* _Source excerpt_
One has a notch that has to click into the holder. For it to work other considerations would be the flow thru the tip when cutting. To operate properly.
That will be another area I will have to check before purchasing one.
As to the circle cutter you might be able to modify a gas rig circle attachment or make one up out of some form of lay out compass from Lee Valley or Blick. There are plans for do it your self CNC machines for cutting. And that would open another can of worms as on some sites the ones that are sold to add to your torch unit or come with a dedicated torch. Have problems mainly with the pc boards/controls. And that seems to be from the conductive dust and particulate in the smoke and poor filtration for the cooling air for the electronics. Or so I have been told.
So for now I will continue to use my henrob/cobra 2000 torch which gives a closer style cut to a plasma torch with some practice. And can be adapted to circle cutters ect.
The usual disclaimers apply satisfied customer and only live 25 miles from the home office of them:D
Aaron Schroeder
12-29-2007, 10:19 AM
I strongly considered purchasing the cutter from harbor freight just so I could have at their stach of cheaper tips.
Tips seem like they must be the most marked up product in the market. Every time I come to the realization that a tip is done, I feel a bitter sense of guilt.........I could have, should have done better to extend it's life.
I wish I had a tip punch. Put a penny in it, pull the lever and out pops another tip eager for service.
I'm pretty sure you could purchase a circle cutter and pantograph designed for another brand and it would work . Might have to modify the cup holder a bit but how hard could that be ?

* _Aim 1_
Answer these about the cutting-torch forum excerpt:
(a) Which torch does the first writer plan to keep using for now?
(b) How many miles from the home office does that writer say they live?
(c) In the post dated 12-29-2007, from which store was buying the cutter strongly considered?
* _Aim 2_
Repeat the cutting-torch forum excerpt between "Tips seem like" and "eager for service.", inclusive.

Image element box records
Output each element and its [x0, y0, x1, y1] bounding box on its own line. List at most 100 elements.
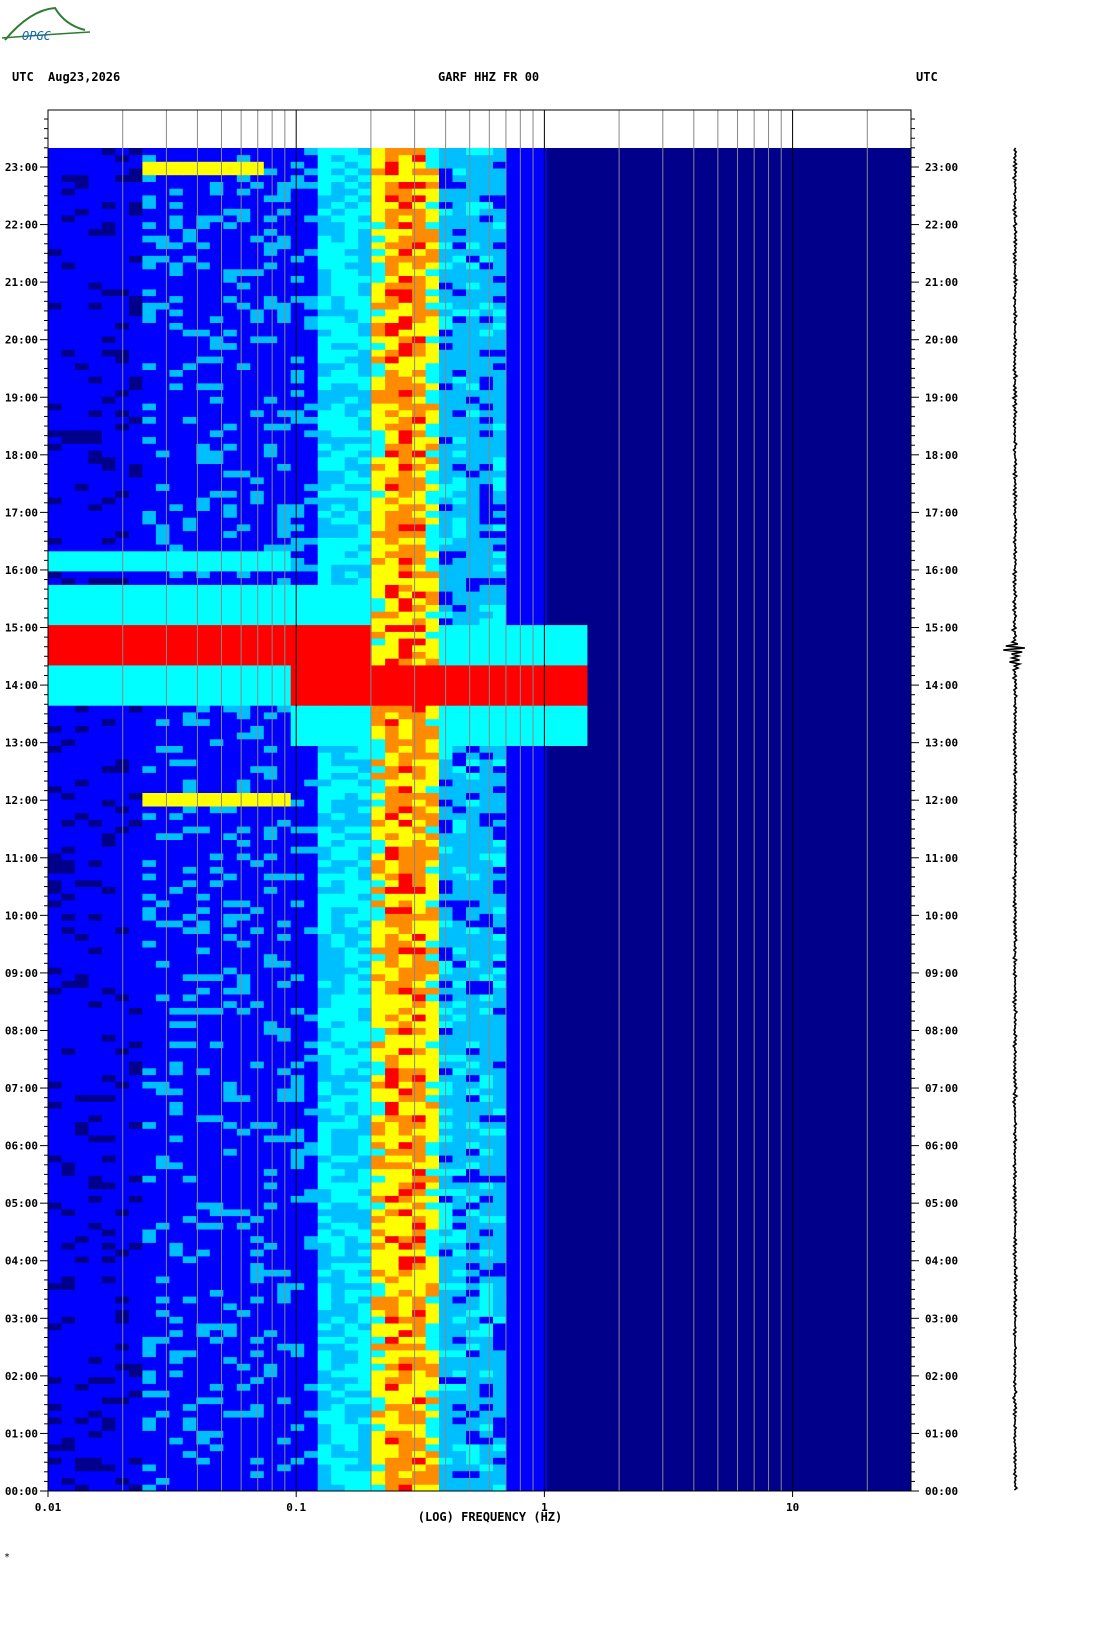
heatmap-cell — [101, 1450, 116, 1458]
heatmap-cell — [857, 1303, 871, 1311]
heatmap-cell — [762, 1054, 777, 1062]
heatmap-cell — [546, 1202, 561, 1210]
heatmap-cell — [466, 1309, 480, 1317]
heatmap-cell — [493, 967, 507, 975]
heatmap-cell — [61, 1054, 76, 1062]
heatmap-cell — [614, 1390, 629, 1398]
heatmap-cell — [803, 1202, 817, 1210]
heatmap-cell — [668, 1148, 683, 1156]
heatmap-cell — [304, 1162, 319, 1170]
heatmap-cell — [61, 1020, 76, 1028]
heatmap-cell — [668, 1470, 683, 1478]
heatmap-cell — [317, 1235, 332, 1243]
heatmap-cell — [695, 1450, 710, 1458]
heatmap-cell — [61, 1235, 76, 1243]
heatmap-cell — [789, 1081, 804, 1089]
heatmap-cell — [128, 1054, 143, 1062]
heatmap-cell — [182, 1477, 197, 1485]
heatmap-cell — [236, 1269, 251, 1277]
heatmap-cell — [789, 1323, 804, 1331]
heatmap-cell — [493, 1074, 507, 1082]
heatmap-cell — [182, 1329, 197, 1337]
heatmap-cell — [371, 1081, 386, 1089]
heatmap-cell — [627, 1323, 642, 1331]
heatmap-cell — [142, 1256, 157, 1264]
heatmap-cell — [573, 1343, 588, 1351]
heatmap-cell — [560, 1269, 575, 1277]
heatmap-cell — [317, 1376, 332, 1384]
heatmap-cell — [331, 1336, 346, 1344]
heatmap-cell — [263, 1034, 278, 1042]
heatmap-cell — [897, 1222, 912, 1230]
heatmap-cell — [830, 1444, 844, 1452]
heatmap-cell — [573, 1370, 588, 1378]
heatmap-cell — [520, 1188, 534, 1196]
heatmap-cell — [398, 1141, 413, 1149]
heatmap-cell — [371, 1370, 386, 1378]
heatmap-cell — [506, 1007, 521, 1015]
heatmap-cell — [546, 980, 561, 988]
heatmap-cell — [236, 1450, 251, 1458]
heatmap-cell — [425, 1470, 440, 1478]
heatmap-cell — [371, 1363, 386, 1371]
heatmap-cell — [573, 1135, 588, 1143]
heatmap-cell — [762, 1256, 777, 1264]
heatmap-cell — [843, 987, 858, 995]
heatmap-cell — [128, 1047, 143, 1055]
heatmap-cell — [128, 1222, 143, 1230]
heatmap-cell — [371, 1309, 386, 1317]
heatmap-cell — [385, 1229, 399, 1237]
heatmap-cell — [830, 1437, 844, 1445]
heatmap-cell — [169, 1121, 184, 1129]
heatmap-cell — [290, 1410, 305, 1418]
heatmap-cell — [196, 1242, 211, 1250]
heatmap-cell — [546, 1303, 561, 1311]
heatmap-cell — [88, 1262, 103, 1270]
heatmap-cell — [304, 1229, 319, 1237]
heatmap-cell — [870, 1303, 885, 1311]
heatmap-cell — [560, 1168, 575, 1176]
heatmap-cell — [398, 1229, 413, 1237]
heatmap-cell — [654, 1202, 669, 1210]
heatmap-cell — [142, 1088, 157, 1096]
heatmap-cell — [128, 1249, 143, 1257]
heatmap-cell — [843, 1182, 858, 1190]
heatmap-cell — [762, 1034, 777, 1042]
heatmap-cell — [452, 1457, 467, 1465]
heatmap-cell — [196, 1484, 211, 1492]
heatmap-cell — [277, 1215, 292, 1223]
heatmap-cell — [600, 1410, 615, 1418]
heatmap-cell — [88, 1363, 103, 1371]
heatmap-cell — [101, 1175, 116, 1183]
heatmap-cell — [857, 1329, 871, 1337]
heatmap-cell — [762, 1101, 777, 1109]
heatmap-cell — [101, 1222, 116, 1230]
heatmap-cell — [722, 1215, 737, 1223]
heatmap-cell — [816, 1450, 831, 1458]
heatmap-cell — [573, 1229, 588, 1237]
heatmap-cell — [762, 1363, 777, 1371]
heatmap-cell — [331, 1249, 346, 1257]
heatmap-cell — [897, 1397, 912, 1405]
heatmap-cell — [290, 1020, 305, 1028]
heatmap-cell — [668, 1155, 683, 1163]
heatmap-cell — [830, 1215, 844, 1223]
heatmap-cell — [627, 967, 642, 975]
heatmap-cell — [236, 1229, 251, 1237]
heatmap-cell — [61, 1202, 76, 1210]
heatmap-cell — [101, 1128, 116, 1136]
heatmap-cell — [560, 1101, 575, 1109]
heatmap-cell — [48, 1027, 62, 1035]
heatmap-cell — [88, 1215, 103, 1223]
heatmap-cell — [182, 1229, 197, 1237]
heatmap-cell — [290, 1350, 305, 1358]
heatmap-cell — [48, 1202, 62, 1210]
heatmap-cell — [371, 1256, 386, 1264]
heatmap-cell — [776, 1457, 791, 1465]
heatmap-cell — [142, 1276, 157, 1284]
heatmap-cell — [425, 1249, 440, 1257]
heatmap-cell — [128, 1276, 143, 1284]
heatmap-cell — [48, 1343, 62, 1351]
heatmap-cell — [304, 1329, 319, 1337]
heatmap-cell — [317, 1094, 332, 1102]
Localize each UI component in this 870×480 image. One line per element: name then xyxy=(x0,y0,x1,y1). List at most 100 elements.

* _Final answer 1_
(a) The henrob/cobra 2000 torch
(b) 25 miles
(c) Harbor Freight

* _Final answer 2_
Tips seem like they must be the most marked up product in the market. Every time I come to the realization that a tip is done, I feel a bitter sense of guilt.........I could have, should have done better to extend it's life.
I wish I had a tip punch. Put a penny in it, pull the lever and out pops another tip eager for service.